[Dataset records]
-------------------------

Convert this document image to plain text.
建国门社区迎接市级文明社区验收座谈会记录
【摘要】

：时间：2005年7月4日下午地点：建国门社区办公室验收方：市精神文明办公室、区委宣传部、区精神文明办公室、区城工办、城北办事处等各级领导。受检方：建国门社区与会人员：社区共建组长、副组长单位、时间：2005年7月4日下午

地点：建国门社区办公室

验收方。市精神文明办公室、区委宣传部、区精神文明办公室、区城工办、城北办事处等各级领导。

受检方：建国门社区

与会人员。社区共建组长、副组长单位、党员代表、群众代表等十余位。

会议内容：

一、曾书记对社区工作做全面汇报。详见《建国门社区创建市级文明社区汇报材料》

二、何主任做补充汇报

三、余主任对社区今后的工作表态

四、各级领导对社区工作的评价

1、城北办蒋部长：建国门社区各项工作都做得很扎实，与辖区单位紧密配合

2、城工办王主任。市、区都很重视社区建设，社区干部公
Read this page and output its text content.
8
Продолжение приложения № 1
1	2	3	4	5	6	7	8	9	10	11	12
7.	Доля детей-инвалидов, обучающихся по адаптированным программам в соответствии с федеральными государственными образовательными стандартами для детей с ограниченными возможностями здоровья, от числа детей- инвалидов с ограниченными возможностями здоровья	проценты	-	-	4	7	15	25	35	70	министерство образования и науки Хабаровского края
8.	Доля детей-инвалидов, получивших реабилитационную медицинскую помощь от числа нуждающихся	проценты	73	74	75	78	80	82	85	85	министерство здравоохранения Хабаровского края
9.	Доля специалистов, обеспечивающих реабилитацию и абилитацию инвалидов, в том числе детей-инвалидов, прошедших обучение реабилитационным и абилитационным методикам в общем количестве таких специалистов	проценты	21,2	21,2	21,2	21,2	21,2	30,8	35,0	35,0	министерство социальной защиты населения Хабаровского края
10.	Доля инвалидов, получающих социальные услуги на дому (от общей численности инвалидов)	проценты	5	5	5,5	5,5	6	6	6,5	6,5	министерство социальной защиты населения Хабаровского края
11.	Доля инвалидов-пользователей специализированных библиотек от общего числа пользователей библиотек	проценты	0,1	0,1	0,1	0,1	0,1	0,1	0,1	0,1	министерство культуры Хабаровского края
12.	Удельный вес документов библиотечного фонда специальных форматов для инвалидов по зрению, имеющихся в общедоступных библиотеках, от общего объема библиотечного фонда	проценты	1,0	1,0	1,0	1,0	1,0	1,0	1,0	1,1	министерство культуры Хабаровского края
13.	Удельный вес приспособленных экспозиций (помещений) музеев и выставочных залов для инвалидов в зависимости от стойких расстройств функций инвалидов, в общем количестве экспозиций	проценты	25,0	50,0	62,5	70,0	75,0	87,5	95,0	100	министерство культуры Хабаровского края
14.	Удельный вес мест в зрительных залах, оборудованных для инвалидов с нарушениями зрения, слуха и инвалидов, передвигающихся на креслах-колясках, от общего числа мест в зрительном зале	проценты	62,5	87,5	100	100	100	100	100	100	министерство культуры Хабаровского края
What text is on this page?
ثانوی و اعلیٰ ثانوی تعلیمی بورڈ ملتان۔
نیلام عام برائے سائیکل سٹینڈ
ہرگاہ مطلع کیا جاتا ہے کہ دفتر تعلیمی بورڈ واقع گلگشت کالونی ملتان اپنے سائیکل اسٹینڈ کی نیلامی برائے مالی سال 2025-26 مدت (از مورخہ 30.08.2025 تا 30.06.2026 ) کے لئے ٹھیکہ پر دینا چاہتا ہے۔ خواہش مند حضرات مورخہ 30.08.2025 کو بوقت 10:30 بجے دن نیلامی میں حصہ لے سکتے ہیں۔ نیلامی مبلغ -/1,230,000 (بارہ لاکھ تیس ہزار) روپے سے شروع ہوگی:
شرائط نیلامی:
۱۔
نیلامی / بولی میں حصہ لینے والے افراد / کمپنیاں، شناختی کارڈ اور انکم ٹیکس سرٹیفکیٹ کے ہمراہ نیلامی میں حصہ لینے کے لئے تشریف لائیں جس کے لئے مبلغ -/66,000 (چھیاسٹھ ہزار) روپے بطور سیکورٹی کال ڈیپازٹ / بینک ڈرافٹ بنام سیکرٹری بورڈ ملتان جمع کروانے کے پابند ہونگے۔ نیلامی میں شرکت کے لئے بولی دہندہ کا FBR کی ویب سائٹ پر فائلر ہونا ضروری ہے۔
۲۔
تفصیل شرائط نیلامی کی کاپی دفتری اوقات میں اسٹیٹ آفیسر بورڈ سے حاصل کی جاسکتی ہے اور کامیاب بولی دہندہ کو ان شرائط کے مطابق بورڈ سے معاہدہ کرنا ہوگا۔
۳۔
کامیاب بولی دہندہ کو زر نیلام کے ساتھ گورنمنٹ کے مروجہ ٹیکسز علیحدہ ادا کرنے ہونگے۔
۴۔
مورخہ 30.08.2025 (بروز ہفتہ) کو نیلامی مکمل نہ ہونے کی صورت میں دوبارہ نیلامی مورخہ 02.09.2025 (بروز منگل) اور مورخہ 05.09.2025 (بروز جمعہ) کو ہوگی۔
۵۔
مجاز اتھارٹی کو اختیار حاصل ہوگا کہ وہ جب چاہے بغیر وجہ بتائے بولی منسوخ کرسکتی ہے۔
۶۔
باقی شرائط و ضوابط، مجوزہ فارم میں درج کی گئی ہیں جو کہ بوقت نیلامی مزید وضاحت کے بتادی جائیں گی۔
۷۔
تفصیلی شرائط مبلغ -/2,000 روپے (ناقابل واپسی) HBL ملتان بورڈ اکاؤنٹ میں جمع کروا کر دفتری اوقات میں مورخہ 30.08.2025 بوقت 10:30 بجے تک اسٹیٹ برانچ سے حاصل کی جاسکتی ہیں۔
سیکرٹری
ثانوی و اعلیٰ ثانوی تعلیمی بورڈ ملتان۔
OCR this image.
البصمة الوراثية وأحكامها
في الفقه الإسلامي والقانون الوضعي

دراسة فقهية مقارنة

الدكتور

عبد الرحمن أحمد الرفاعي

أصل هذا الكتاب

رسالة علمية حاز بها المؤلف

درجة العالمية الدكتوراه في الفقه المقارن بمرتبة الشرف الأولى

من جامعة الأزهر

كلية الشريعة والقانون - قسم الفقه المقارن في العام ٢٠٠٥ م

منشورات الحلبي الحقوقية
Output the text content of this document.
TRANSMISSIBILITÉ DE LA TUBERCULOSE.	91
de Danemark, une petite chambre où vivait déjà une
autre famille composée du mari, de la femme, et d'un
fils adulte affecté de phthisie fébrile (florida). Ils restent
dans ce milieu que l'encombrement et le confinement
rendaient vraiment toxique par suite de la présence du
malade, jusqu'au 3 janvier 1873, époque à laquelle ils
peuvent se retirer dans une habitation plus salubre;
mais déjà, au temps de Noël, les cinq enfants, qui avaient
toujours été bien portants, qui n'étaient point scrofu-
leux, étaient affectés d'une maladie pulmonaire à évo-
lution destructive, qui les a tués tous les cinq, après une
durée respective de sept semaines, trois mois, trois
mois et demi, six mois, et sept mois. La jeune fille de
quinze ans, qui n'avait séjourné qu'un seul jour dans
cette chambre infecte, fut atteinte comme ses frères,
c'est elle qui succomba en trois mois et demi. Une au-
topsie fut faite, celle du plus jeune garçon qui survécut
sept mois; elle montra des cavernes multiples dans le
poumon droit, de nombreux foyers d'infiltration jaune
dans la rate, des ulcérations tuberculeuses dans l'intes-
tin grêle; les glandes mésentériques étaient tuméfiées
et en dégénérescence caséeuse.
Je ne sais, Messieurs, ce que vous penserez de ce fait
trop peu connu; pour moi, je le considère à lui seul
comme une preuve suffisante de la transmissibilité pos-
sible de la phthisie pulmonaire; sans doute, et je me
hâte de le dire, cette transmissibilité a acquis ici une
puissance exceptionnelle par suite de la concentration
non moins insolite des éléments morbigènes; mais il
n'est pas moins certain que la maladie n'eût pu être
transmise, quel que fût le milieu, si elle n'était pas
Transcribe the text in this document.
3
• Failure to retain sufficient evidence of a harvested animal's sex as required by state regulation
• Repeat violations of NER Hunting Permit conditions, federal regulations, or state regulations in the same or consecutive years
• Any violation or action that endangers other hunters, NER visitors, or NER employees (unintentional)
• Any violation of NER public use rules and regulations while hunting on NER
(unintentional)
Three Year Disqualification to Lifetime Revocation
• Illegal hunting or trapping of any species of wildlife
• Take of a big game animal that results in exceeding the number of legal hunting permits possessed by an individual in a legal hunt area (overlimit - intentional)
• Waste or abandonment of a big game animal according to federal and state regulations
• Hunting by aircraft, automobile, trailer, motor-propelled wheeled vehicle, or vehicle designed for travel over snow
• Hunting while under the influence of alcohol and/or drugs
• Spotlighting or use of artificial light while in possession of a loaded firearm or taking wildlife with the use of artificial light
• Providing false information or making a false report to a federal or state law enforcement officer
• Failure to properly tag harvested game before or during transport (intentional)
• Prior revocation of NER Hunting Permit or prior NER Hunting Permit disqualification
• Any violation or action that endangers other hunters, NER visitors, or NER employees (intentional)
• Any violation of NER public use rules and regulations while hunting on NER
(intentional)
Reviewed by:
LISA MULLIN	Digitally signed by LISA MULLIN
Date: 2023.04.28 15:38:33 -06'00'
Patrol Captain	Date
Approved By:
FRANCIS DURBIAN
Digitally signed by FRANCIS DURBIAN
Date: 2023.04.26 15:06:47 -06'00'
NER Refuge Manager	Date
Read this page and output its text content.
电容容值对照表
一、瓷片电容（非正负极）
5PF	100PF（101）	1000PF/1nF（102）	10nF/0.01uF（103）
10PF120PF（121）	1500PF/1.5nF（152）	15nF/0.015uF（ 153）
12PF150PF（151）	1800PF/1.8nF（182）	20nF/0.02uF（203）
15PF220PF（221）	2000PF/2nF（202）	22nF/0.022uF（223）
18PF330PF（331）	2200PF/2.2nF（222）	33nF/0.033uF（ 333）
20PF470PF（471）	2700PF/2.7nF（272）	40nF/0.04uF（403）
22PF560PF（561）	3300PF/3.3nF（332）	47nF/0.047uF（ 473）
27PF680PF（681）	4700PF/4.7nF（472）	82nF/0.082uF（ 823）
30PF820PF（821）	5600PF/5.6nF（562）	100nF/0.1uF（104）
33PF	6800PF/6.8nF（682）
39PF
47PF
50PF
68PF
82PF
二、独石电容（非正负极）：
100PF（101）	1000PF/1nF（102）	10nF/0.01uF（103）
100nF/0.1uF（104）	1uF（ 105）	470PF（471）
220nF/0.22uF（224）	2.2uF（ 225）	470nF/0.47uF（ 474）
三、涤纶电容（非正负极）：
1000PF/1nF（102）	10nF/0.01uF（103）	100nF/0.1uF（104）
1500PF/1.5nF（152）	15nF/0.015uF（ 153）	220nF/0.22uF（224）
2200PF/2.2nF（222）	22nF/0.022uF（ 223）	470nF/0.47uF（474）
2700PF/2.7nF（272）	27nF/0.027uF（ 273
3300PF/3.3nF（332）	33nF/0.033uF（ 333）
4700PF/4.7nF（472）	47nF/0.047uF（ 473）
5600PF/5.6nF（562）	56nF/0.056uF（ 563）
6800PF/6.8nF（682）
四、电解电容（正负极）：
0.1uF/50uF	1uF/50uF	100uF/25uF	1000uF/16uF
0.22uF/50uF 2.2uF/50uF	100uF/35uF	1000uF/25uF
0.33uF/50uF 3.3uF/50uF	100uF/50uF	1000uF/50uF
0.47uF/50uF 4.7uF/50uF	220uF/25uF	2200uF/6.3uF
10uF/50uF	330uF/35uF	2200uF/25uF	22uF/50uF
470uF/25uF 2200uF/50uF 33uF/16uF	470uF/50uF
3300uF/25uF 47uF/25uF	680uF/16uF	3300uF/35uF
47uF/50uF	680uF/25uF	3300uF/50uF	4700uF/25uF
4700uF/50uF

-------------------------

# [TASK DETAILS]
From the entries above, copy out every line where the string "animal" appears.

# [RESPONSE]
• Failure to retain sufficient evidence of a harvested animal's sex as required by state regulation
• Take of a big game animal that results in exceeding the number of legal hunting permits possessed by an individual in a legal hunt area (overlimit - intentional)
• Waste or abandonment of a big game animal according to federal and state regulations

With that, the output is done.